[Figure record extracts]

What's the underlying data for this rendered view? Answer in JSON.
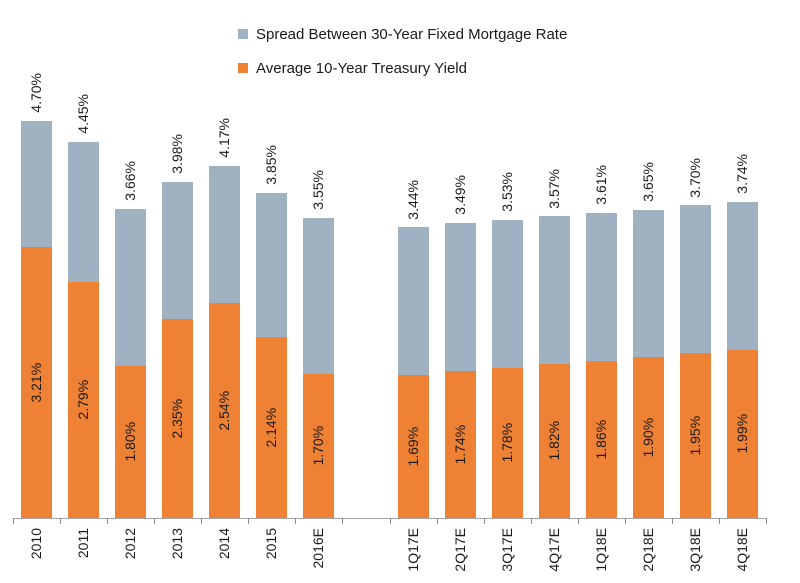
{
  "legend": {
    "items": [
      {
        "label": "Spread Between 30-Year Fixed Mortgage Rate",
        "color": "#A0B1C1"
      },
      {
        "label": "Average 10-Year Treasury Yield",
        "color": "#EE8133"
      }
    ]
  },
  "chart_data": {
    "type": "bar",
    "stacked": true,
    "title": "",
    "xlabel": "",
    "ylabel": "",
    "grid": false,
    "legend_position": "top-center",
    "ylim": [
      0,
      5.1
    ],
    "background_color": "#FFFFFF",
    "categories": [
      "2010",
      "2011",
      "2012",
      "2013",
      "2014",
      "2015",
      "2016E",
      "",
      "1Q17E",
      "2Q17E",
      "3Q17E",
      "4Q17E",
      "1Q18E",
      "2Q18E",
      "3Q18E",
      "4Q18E"
    ],
    "series": [
      {
        "name": "Average 10-Year Treasury Yield",
        "color": "#EE8133",
        "values": [
          3.21,
          2.79,
          1.8,
          2.35,
          2.54,
          2.14,
          1.7,
          null,
          1.69,
          1.74,
          1.78,
          1.82,
          1.86,
          1.9,
          1.95,
          1.99
        ],
        "labels": [
          "3.21%",
          "2.79%",
          "1.80%",
          "2.35%",
          "2.54%",
          "2.14%",
          "1.70%",
          null,
          "1.69%",
          "1.74%",
          "1.78%",
          "1.82%",
          "1.86%",
          "1.90%",
          "1.95%",
          "1.99%"
        ]
      },
      {
        "name": "Spread Between 30-Year Fixed Mortgage Rate",
        "color": "#A0B1C1",
        "values": [
          1.49,
          1.66,
          1.86,
          1.63,
          1.63,
          1.71,
          1.85,
          null,
          1.75,
          1.75,
          1.75,
          1.75,
          1.75,
          1.75,
          1.75,
          1.75
        ]
      }
    ],
    "total_labels": [
      "4.70%",
      "4.45%",
      "3.66%",
      "3.98%",
      "4.17%",
      "3.85%",
      "3.55%",
      null,
      "3.44%",
      "3.49%",
      "3.53%",
      "3.57%",
      "3.61%",
      "3.65%",
      "3.70%",
      "3.74%"
    ],
    "label_color": "#1a1a1a"
  }
}
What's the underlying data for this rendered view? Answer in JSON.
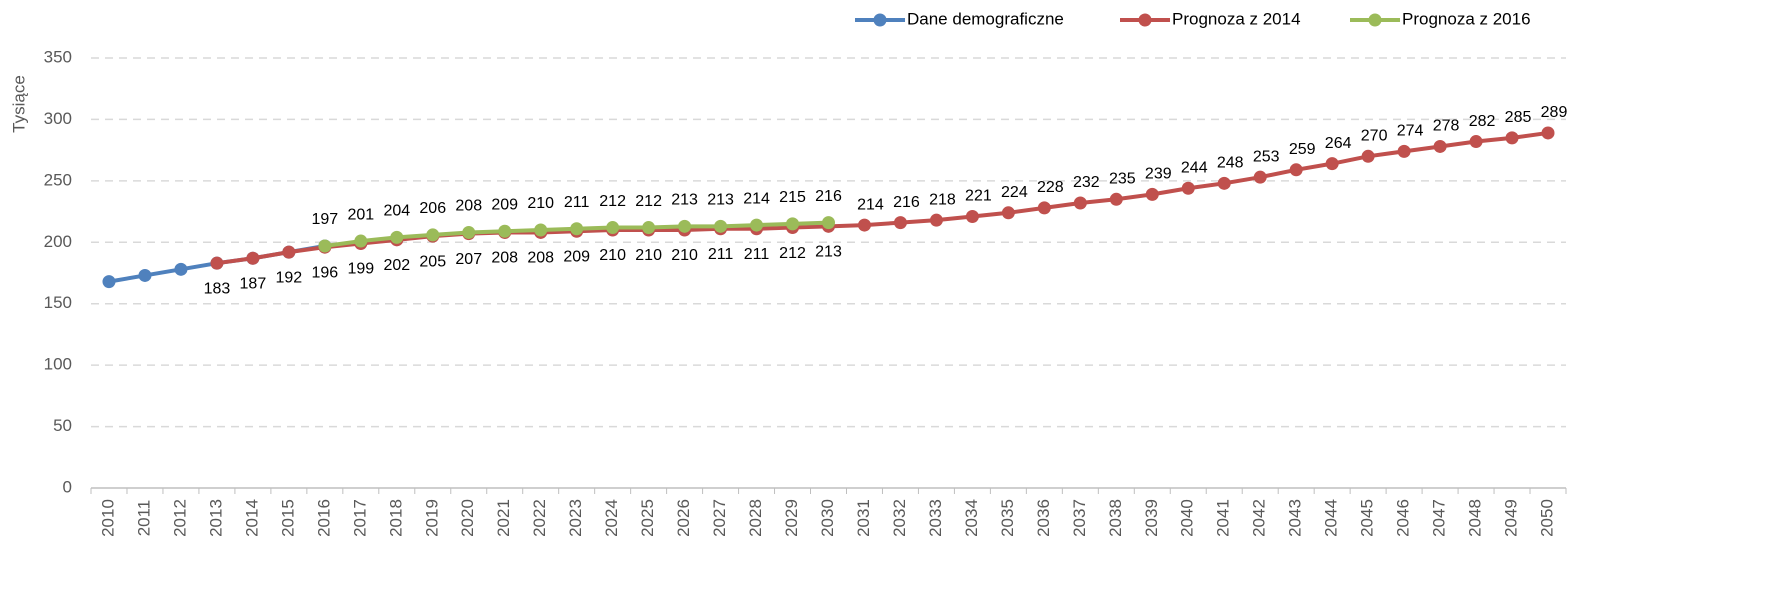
{
  "chart_data": {
    "type": "line",
    "y_label": "Tysiące",
    "categories": [
      "2010",
      "2011",
      "2012",
      "2013",
      "2014",
      "2015",
      "2016",
      "2017",
      "2018",
      "2019",
      "2020",
      "2021",
      "2022",
      "2023",
      "2024",
      "2025",
      "2026",
      "2027",
      "2028",
      "2029",
      "2030",
      "2031",
      "2032",
      "2033",
      "2034",
      "2035",
      "2036",
      "2037",
      "2038",
      "2039",
      "2040",
      "2041",
      "2042",
      "2043",
      "2044",
      "2045",
      "2046",
      "2047",
      "2048",
      "2049",
      "2050"
    ],
    "series": [
      {
        "name": "Dane demograficzne",
        "color": "#4f81bd",
        "labels": false,
        "values": [
          168,
          173,
          178,
          183,
          187,
          192,
          197,
          null,
          null,
          null,
          null,
          null,
          null,
          null,
          null,
          null,
          null,
          null,
          null,
          null,
          null,
          null,
          null,
          null,
          null,
          null,
          null,
          null,
          null,
          null,
          null,
          null,
          null,
          null,
          null,
          null,
          null,
          null,
          null,
          null,
          null
        ]
      },
      {
        "name": "Prognoza z 2014",
        "color": "#c0504d",
        "labels": true,
        "values": [
          null,
          null,
          null,
          183,
          187,
          192,
          196,
          199,
          202,
          205,
          207,
          208,
          208,
          209,
          210,
          210,
          210,
          211,
          211,
          212,
          213,
          214,
          216,
          218,
          221,
          224,
          228,
          232,
          235,
          239,
          244,
          248,
          253,
          259,
          264,
          270,
          274,
          278,
          282,
          285,
          289
        ]
      },
      {
        "name": "Prognoza z 2016",
        "color": "#9bbb59",
        "labels": true,
        "values": [
          null,
          null,
          null,
          null,
          null,
          null,
          197,
          201,
          204,
          206,
          208,
          209,
          210,
          211,
          212,
          212,
          213,
          213,
          214,
          215,
          216,
          null,
          null,
          null,
          null,
          null,
          null,
          null,
          null,
          null,
          null,
          null,
          null,
          null,
          null,
          null,
          null,
          null,
          null,
          null,
          null
        ]
      }
    ],
    "ylim": [
      0,
      350
    ],
    "yticks": [
      0,
      50,
      100,
      150,
      200,
      250,
      300,
      350
    ],
    "grid": true,
    "legend": "top-right"
  }
}
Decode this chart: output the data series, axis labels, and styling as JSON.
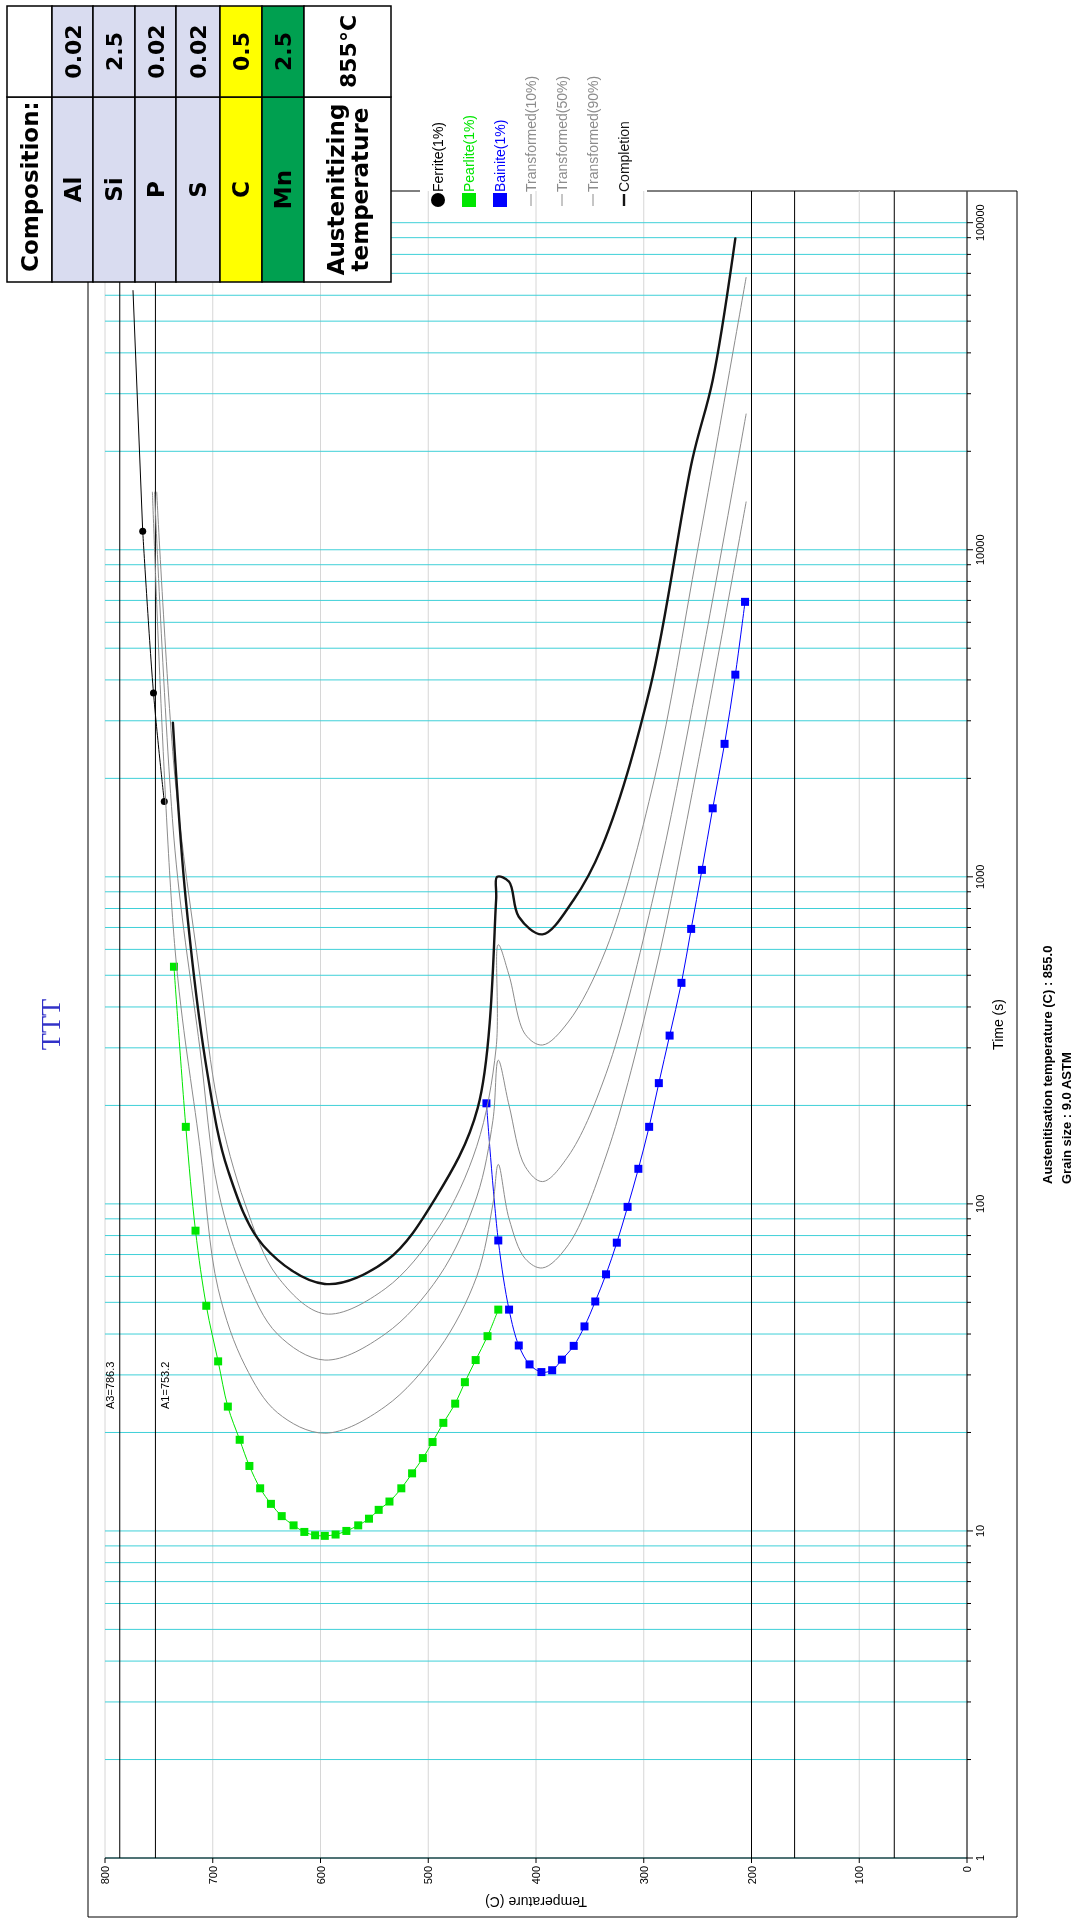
{
  "chart_data": {
    "type": "line",
    "title": "TTT",
    "xlabel": "Temperature (C)",
    "ylabel": "Time (s)",
    "log": "y",
    "xlim": [
      800,
      0
    ],
    "ylim": [
      1,
      125000
    ],
    "yticks": [
      1,
      {
        "value": 2,
        "label": null
      },
      {
        "value": 3,
        "label": null
      },
      {
        "value": 4,
        "label": null
      },
      {
        "value": 5,
        "label": null
      },
      {
        "value": 6,
        "label": null
      },
      {
        "value": 7,
        "label": null
      },
      {
        "value": 8,
        "label": null
      },
      {
        "value": 9,
        "label": null
      },
      10,
      {
        "value": 20,
        "label": null
      },
      {
        "value": 30,
        "label": null
      },
      {
        "value": 40,
        "label": null
      },
      {
        "value": 50,
        "label": null
      },
      {
        "value": 60,
        "label": null
      },
      {
        "value": 70,
        "label": null
      },
      {
        "value": 80,
        "label": null
      },
      {
        "value": 90,
        "label": null
      },
      100,
      {
        "value": 200,
        "label": null
      },
      {
        "value": 300,
        "label": null
      },
      {
        "value": 400,
        "label": null
      },
      {
        "value": 500,
        "label": null
      },
      {
        "value": 600,
        "label": null
      },
      {
        "value": 700,
        "label": null
      },
      {
        "value": 800,
        "label": null
      },
      {
        "value": 900,
        "label": null
      },
      1000,
      {
        "value": 2000,
        "label": null
      },
      {
        "value": 3000,
        "label": null
      },
      {
        "value": 4000,
        "label": null
      },
      {
        "value": 5000,
        "label": null
      },
      {
        "value": 6000,
        "label": null
      },
      {
        "value": 7000,
        "label": null
      },
      {
        "value": 8000,
        "label": null
      },
      {
        "value": 9000,
        "label": null
      },
      10000,
      {
        "value": 20000,
        "label": null
      },
      {
        "value": 30000,
        "label": null
      },
      {
        "value": 40000,
        "label": null
      },
      {
        "value": 50000,
        "label": null
      },
      {
        "value": 60000,
        "label": null
      },
      {
        "value": 70000,
        "label": null
      },
      {
        "value": 80000,
        "label": null
      },
      {
        "value": 90000,
        "label": null
      },
      100000
    ],
    "xticks": [
      800,
      700,
      600,
      500,
      400,
      300,
      200,
      100,
      0
    ],
    "grid": true,
    "legend": "top",
    "series": [
      {
        "name": "Ferrite(1%)",
        "color": "#000000",
        "marker": "circle",
        "x": [
          745,
          755,
          765
        ],
        "values": [
          1700,
          3650,
          11400
        ]
      },
      {
        "color": "#000000",
        "marker": "none",
        "x": [
          765,
          774
        ],
        "values": [
          11400,
          62000
        ]
      },
      {
        "name": "Pearlite(1%)",
        "color": "#00e600",
        "marker": "square",
        "x": [
          736,
          725,
          716,
          706,
          695,
          686,
          675,
          666,
          656,
          646,
          636,
          625,
          615,
          605,
          596,
          586,
          576,
          565,
          555,
          546,
          536,
          525,
          515,
          505,
          496,
          486,
          475,
          466,
          456,
          445,
          435
        ],
        "values": [
          531,
          172,
          82.8,
          48.8,
          33,
          24,
          19,
          15.8,
          13.5,
          12.1,
          11.1,
          10.4,
          9.93,
          9.7,
          9.66,
          9.75,
          10,
          10.4,
          10.9,
          11.6,
          12.3,
          13.5,
          15,
          16.7,
          18.7,
          21.4,
          24.5,
          28.5,
          33.3,
          39.4,
          47.5
        ]
      },
      {
        "name": "Bainite(1%)",
        "color": "#0000ff",
        "marker": "square",
        "x": [
          446,
          435,
          425,
          416,
          406,
          395,
          385,
          376,
          365,
          355,
          345,
          335,
          325,
          315,
          305,
          295,
          286,
          276,
          265,
          256,
          246,
          236,
          225,
          215,
          206
        ],
        "values": [
          203,
          77.3,
          47.5,
          36.9,
          32.3,
          30.6,
          31,
          33.4,
          36.8,
          42.2,
          50.3,
          60.9,
          76.1,
          97.9,
          128,
          172,
          234,
          327,
          474,
          693,
          1050,
          1620,
          2550,
          4150,
          6930
        ]
      },
      {
        "name": "Transformed(10%)",
        "color": "#8c8c8c",
        "marker": "none",
        "x": [
          756,
          735,
          712,
          695,
          670,
          640,
          596,
          540,
          490,
          455,
          440,
          435,
          425,
          410,
          394,
          370,
          335,
          290,
          250,
          205
        ],
        "values": [
          15000,
          600,
          150,
          55,
          32,
          23,
          19.9,
          24,
          36,
          60,
          100,
          132,
          90,
          68,
          63.7,
          75,
          140,
          500,
          2200,
          14000
        ]
      },
      {
        "name": "Transformed(50%)",
        "color": "#8c8c8c",
        "marker": "none",
        "x": [
          754,
          735,
          712,
          695,
          670,
          640,
          596,
          540,
          490,
          455,
          440,
          435,
          425,
          410,
          394,
          370,
          335,
          290,
          250,
          205
        ],
        "values": [
          15000,
          1200,
          300,
          110,
          60,
          40,
          33.3,
          40,
          60,
          105,
          180,
          275,
          200,
          130,
          117,
          140,
          250,
          900,
          4000,
          26000
        ]
      },
      {
        "name": "Transformed(90%)",
        "color": "#8c8c8c",
        "marker": "none",
        "x": [
          752,
          735,
          712,
          695,
          670,
          640,
          596,
          540,
          490,
          455,
          437,
          435,
          425,
          410,
          394,
          370,
          335,
          290,
          250,
          205
        ],
        "values": [
          15000,
          2000,
          500,
          200,
          100,
          60,
          46.1,
          55,
          85,
          150,
          300,
          620,
          500,
          330,
          306,
          360,
          600,
          2000,
          10000,
          68000
        ]
      },
      {
        "name": "Completion",
        "color": "#141414",
        "marker": "none",
        "x": [
          737,
          725,
          705,
          686,
          653,
          596,
          538,
          493,
          454,
          437,
          436,
          425,
          416,
          394,
          365,
          339,
          294,
          255,
          236,
          215
        ],
        "values": [
          2960,
          851,
          251,
          127,
          74.5,
          56.9,
          67.4,
          104.5,
          197,
          851,
          1000,
          966,
          755,
          667,
          851,
          1230,
          3790,
          18800,
          33000,
          89500
        ]
      }
    ],
    "ref_lines": [
      {
        "axis": "x",
        "value": 786.3,
        "label": "A3=786.3"
      },
      {
        "axis": "x",
        "value": 753.2,
        "label": "A1=753.2"
      },
      {
        "axis": "x",
        "value": 200
      },
      {
        "axis": "x",
        "value": 160
      },
      {
        "axis": "x",
        "value": 67.5
      }
    ],
    "annotations": [
      "Austenitisation temperature (C) : 855.0",
      "Grain size : 9.0 ASTM",
      "Composition:",
      "Al",
      "0.02",
      "Si",
      "2.5",
      "P",
      "0.02",
      "S",
      "0.02",
      "C",
      "0.5",
      "Mn",
      "2.5",
      "Austenitizing temperature",
      "855°C"
    ]
  }
}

*Work required*. How many lines of the records contain the string "Yield"? Respond with the number alone.

*Task response*. 2